On 1.7.2020 09:36, Lennart Poettering wrote:
On Di, 30.06.20 19:15, Gerd Hoffmann (kraxel@redhat.com) wrote:


So I can't say I'm thrilled about a future that depends on EFI for
virt, but I'm resigned to the fact this is the direction the world
is taking. So we're not likely to have any choice and will have to
work to mitigate any downsides it brings.

Preferably the installer should detect and setup the system either with
sd-boot ( if setting equals UEFI ) or grub ( if setting not equals UEFI )
I have my doubts that building on sd-boot and drop grub2 is going to fly.

One problem with sd-boot is that the kernels must stay on the ESP, which
can be a problem for dual-boot installs (where Fedora has to run with
the existing ESP and can't just create one which is big enouth).
Nah, that's not true. Hasn't been for quite a while.

sd-boot checks for kernels in the ESP first, and then on a second
partition we called XBOOTLDR, which also can contain kernels. XBOOTLDR
partition is simply a partition with type UUID

This means installers have two options:

1. Create a large ESP and just use that. Everything is nice and simple

2. If the ESP already exists and there's no interest in growing it,
   just add in an XBOOTLDR partition and use that instead.

The latter (2) is presumably what manufactures would want OS and their installers to default to.

*Tasks to carry out*:
A - According to the email, where does sd-boot look for kernels after checking the ESP?
B - Give the entries as a numbered list, from the first entry through the line holding "ppp-point-27 — [955, 253, 967, 266]", inclusive, leaving out blank lines.

Layout coordinate data
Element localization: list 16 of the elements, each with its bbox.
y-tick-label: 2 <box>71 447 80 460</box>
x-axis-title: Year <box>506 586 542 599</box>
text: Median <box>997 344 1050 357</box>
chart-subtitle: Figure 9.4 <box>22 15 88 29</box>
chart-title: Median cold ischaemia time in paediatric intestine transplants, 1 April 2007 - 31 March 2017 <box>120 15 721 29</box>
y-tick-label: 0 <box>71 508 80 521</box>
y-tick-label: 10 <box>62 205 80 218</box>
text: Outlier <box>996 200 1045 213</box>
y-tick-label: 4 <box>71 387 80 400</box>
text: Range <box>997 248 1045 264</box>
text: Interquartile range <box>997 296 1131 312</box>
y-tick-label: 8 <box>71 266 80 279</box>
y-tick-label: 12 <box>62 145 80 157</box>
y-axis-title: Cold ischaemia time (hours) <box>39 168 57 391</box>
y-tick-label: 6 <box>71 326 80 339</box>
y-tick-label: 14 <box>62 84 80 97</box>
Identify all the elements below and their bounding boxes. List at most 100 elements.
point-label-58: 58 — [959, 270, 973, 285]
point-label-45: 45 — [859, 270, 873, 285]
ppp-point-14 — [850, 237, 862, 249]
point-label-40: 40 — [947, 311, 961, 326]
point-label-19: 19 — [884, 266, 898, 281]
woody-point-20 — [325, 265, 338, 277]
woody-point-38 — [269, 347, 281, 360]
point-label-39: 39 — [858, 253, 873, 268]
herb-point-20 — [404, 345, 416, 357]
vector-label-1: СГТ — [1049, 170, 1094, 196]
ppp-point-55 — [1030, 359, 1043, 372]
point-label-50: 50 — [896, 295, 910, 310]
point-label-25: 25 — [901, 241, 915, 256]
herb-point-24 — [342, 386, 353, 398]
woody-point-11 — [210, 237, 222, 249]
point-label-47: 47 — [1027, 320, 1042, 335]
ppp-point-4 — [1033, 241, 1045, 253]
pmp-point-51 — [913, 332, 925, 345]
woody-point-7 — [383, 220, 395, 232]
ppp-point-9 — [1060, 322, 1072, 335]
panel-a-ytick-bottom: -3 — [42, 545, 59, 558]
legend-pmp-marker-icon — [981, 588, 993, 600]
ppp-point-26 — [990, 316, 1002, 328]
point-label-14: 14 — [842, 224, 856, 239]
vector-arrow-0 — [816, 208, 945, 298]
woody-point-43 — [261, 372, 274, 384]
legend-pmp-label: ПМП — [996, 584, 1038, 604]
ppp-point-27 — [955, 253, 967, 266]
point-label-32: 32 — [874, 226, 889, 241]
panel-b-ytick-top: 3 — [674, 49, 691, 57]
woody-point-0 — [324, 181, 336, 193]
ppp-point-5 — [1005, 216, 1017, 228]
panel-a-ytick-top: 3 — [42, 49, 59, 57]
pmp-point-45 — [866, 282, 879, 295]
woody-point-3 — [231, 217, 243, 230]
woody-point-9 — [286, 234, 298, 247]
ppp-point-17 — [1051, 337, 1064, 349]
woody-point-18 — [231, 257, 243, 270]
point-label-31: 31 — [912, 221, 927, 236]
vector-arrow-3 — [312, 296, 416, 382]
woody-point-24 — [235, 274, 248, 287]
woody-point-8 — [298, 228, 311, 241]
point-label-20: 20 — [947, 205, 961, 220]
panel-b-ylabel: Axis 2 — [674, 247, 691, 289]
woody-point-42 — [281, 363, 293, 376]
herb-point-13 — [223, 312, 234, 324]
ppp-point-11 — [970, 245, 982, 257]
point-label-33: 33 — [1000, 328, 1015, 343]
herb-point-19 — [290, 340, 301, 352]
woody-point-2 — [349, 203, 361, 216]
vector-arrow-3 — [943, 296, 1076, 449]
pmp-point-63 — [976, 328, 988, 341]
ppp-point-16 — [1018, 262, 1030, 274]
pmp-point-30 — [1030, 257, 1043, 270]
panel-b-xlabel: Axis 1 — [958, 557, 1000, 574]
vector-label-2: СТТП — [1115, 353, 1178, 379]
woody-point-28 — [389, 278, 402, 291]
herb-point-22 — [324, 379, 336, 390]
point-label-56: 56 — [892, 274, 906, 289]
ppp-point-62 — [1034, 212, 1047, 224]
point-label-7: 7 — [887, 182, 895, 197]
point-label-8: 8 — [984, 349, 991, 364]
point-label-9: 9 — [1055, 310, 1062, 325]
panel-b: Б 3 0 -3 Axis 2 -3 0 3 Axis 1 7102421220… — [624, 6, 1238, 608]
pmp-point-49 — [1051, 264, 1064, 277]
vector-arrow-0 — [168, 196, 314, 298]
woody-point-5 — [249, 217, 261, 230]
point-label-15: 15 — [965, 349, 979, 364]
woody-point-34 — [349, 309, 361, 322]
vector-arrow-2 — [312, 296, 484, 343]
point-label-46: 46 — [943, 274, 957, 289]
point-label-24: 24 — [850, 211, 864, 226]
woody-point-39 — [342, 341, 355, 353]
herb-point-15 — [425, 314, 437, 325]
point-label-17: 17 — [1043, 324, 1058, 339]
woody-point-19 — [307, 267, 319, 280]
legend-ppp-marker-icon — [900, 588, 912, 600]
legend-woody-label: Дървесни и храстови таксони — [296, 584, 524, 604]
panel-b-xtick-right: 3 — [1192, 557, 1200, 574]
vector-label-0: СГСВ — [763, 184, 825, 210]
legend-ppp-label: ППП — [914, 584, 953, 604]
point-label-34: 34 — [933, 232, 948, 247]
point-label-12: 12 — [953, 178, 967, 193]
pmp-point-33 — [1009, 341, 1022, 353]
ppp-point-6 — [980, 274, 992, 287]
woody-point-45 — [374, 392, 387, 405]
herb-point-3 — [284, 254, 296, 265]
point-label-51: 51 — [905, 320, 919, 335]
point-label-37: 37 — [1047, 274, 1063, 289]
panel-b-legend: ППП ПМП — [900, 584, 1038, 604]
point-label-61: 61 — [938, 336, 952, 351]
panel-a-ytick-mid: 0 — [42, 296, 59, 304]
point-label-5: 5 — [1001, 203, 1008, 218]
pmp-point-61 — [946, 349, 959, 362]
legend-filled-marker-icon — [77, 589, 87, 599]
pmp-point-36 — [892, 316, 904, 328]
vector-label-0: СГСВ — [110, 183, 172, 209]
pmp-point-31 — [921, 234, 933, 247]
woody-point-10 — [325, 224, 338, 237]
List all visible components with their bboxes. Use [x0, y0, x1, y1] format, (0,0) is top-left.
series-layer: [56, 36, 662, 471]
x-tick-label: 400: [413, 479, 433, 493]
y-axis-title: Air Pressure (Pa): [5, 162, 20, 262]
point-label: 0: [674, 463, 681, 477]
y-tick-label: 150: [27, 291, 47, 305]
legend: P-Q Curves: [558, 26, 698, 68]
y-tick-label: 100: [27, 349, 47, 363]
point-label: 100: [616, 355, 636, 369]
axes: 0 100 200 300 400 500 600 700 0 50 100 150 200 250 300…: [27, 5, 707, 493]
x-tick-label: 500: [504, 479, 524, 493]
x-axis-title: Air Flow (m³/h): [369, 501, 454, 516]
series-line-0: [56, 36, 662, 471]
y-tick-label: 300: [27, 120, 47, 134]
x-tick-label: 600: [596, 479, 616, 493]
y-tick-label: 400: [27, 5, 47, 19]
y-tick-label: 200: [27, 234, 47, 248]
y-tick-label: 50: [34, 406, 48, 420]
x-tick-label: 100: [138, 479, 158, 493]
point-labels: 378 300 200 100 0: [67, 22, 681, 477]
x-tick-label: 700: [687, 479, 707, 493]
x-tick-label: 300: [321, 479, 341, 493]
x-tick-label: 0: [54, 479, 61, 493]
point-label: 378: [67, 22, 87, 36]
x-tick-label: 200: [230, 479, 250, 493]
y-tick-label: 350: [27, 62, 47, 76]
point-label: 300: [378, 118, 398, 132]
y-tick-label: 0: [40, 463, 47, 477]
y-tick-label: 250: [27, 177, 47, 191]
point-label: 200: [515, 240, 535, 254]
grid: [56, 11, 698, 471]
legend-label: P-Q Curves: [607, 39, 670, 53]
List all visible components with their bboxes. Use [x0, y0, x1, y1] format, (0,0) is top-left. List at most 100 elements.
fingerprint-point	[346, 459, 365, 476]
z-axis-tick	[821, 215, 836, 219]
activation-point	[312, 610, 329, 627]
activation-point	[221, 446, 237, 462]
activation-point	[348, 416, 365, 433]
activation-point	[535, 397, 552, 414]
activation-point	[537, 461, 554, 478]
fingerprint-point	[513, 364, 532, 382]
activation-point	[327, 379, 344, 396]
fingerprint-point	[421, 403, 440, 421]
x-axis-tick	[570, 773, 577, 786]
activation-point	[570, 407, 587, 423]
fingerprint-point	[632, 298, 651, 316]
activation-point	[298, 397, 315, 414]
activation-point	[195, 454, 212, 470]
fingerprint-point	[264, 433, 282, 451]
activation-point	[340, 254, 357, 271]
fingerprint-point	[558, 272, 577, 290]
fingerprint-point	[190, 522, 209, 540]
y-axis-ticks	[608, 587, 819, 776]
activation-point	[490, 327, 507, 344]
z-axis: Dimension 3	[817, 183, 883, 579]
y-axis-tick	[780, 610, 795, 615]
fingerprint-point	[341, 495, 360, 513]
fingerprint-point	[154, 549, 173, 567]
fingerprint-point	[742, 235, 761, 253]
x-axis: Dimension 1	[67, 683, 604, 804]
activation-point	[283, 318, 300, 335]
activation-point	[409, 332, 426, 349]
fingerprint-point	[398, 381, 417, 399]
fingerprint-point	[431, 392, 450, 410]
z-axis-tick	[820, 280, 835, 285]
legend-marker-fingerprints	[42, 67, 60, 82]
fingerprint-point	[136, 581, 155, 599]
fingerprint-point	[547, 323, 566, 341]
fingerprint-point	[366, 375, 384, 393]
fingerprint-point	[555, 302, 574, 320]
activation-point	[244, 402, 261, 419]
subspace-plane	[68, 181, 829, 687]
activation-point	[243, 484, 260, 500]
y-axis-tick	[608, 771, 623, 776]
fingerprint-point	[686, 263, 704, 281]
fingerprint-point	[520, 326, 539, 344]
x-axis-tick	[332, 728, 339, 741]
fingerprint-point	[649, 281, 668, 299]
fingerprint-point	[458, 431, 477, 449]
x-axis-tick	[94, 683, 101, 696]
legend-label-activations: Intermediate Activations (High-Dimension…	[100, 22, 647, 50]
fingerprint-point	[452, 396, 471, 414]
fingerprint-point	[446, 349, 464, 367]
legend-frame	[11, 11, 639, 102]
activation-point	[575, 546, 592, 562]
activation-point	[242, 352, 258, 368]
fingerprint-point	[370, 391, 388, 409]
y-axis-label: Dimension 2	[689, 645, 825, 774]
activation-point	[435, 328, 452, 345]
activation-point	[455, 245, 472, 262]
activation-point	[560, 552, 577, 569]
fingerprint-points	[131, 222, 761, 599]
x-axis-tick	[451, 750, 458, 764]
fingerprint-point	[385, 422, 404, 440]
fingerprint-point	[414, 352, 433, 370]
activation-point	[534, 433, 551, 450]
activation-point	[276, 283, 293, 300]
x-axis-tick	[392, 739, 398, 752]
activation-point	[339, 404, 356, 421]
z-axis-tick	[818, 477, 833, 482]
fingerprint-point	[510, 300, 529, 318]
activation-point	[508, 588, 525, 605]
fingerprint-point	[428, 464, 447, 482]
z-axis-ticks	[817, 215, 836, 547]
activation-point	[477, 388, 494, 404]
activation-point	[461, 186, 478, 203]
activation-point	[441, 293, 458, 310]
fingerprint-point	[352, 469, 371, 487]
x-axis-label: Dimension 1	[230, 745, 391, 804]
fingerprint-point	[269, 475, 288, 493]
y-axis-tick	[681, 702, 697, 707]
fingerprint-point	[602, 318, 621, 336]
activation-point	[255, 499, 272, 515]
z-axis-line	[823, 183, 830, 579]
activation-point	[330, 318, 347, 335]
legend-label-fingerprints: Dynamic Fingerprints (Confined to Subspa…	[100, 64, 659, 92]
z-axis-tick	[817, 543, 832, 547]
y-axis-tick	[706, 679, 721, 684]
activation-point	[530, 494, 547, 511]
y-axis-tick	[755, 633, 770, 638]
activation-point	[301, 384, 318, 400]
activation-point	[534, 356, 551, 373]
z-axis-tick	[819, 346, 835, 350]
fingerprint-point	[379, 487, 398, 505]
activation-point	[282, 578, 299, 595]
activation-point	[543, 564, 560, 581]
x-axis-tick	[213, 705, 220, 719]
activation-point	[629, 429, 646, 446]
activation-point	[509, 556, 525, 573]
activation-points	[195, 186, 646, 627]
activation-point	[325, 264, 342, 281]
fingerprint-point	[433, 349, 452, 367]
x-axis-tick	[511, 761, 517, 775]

*Task-by-task solutions*:
A - On a second partition called XBOOTLDR.

B -
1. Element localization: list 16 of the elements, each with its bbox.
2. y-tick-label: 2 <box>71 447 80 460</box>
3. x-axis-title: Year <box>506 586 542 599</box>
4. text: Median <box>997 344 1050 357</box>
5. chart-subtitle: Figure 9.4 <box>22 15 88 29</box>
6. chart-title: Median cold ischaemia time in paediatric intestine transplants, 1 April 2007 - 31 March 2017 <box>120 15 721 29</box>
7. y-tick-label: 0 <box>71 508 80 521</box>
8. y-tick-label: 10 <box>62 205 80 218</box>
9. text: Outlier <box>996 200 1045 213</box>
10. y-tick-label: 4 <box>71 387 80 400</box>
11. text: Range <box>997 248 1045 264</box>
12. text: Interquartile range <box>997 296 1131 312</box>
13. y-tick-label: 8 <box>71 266 80 279</box>
14. y-tick-label: 12 <box>62 145 80 157</box>
15. y-axis-title: Cold ischaemia time (hours) <box>39 168 57 391</box>
16. y-tick-label: 6 <box>71 326 80 339</box>
17. y-tick-label: 14 <box>62 84 80 97</box>
18. Identify all the elements below and their bounding boxes. List at most 100 elements.
19. point-label-58: 58 — [959, 270, 973, 285]
20. point-label-45: 45 — [859, 270, 873, 285]
21. ppp-point-14 — [850, 237, 862, 249]
22. point-label-40: 40 — [947, 311, 961, 326]
23. point-label-19: 19 — [884, 266, 898, 281]
24. woody-point-20 — [325, 265, 338, 277]
25. woody-point-38 — [269, 347, 281, 360]
26. point-label-39: 39 — [858, 253, 873, 268]
27. herb-point-20 — [404, 345, 416, 357]
28. vector-label-1: СГТ — [1049, 170, 1094, 196]
29. ppp-point-55 — [1030, 359, 1043, 372]
30. point-label-50: 50 — [896, 295, 910, 310]
31. point-label-25: 25 — [901, 241, 915, 256]
32. herb-point-24 — [342, 386, 353, 398]
33. woody-point-11 — [210, 237, 222, 249]
34. point-label-47: 47 — [1027, 320, 1042, 335]
35. ppp-point-4 — [1033, 241, 1045, 253]
36. pmp-point-51 — [913, 332, 925, 345]
37. woody-point-7 — [383, 220, 395, 232]
38. ppp-point-9 — [1060, 322, 1072, 335]
39. panel-a-ytick-bottom: -3 — [42, 545, 59, 558]
40. legend-pmp-marker-icon — [981, 588, 993, 600]
41. ppp-point-26 — [990, 316, 1002, 328]
42. point-label-14: 14 — [842, 224, 856, 239]
43. vector-arrow-0 — [816, 208, 945, 298]
44. woody-point-43 — [261, 372, 274, 384]
45. legend-pmp-label: ПМП — [996, 584, 1038, 604]
46. ppp-point-27 — [955, 253, 967, 266]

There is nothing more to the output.